(Stored records)
....................
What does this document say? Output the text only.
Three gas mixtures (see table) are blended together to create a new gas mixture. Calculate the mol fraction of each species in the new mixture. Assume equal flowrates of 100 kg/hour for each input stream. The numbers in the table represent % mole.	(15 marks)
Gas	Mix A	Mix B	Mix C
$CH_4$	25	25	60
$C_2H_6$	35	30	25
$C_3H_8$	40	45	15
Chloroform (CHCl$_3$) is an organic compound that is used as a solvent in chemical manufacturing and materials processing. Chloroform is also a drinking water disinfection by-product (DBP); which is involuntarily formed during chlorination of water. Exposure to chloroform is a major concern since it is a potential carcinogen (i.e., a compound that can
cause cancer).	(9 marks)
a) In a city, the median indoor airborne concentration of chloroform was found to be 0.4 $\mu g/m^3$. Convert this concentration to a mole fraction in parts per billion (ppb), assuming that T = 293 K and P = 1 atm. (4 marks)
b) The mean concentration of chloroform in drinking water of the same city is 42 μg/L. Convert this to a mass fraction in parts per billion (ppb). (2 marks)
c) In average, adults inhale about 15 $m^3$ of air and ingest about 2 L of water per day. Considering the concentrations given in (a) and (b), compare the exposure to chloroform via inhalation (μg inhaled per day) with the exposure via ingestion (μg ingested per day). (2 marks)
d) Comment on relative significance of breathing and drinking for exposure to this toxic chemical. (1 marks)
....................
● YOUR OBJECTIVE: Look through the material above and pick out each line holding the word "this".

● EXERCISE RESPONSE:
What does this document say? Output the text only.
a) In a city, the median indoor airborne concentration of chloroform was found to be 0.4 $\mu g/m^3$. Convert this concentration to a mole fraction in parts per billion (ppb), assuming that T = 293 K and P = 1 atm. (4 marks)
b) The mean concentration of chloroform in drinking water of the same city is 42 μg/L. Convert this to a mass fraction in parts per billion (ppb). (2 marks)
d) Comment on relative significance of breathing and drinking for exposure to this toxic chemical. (1 marks)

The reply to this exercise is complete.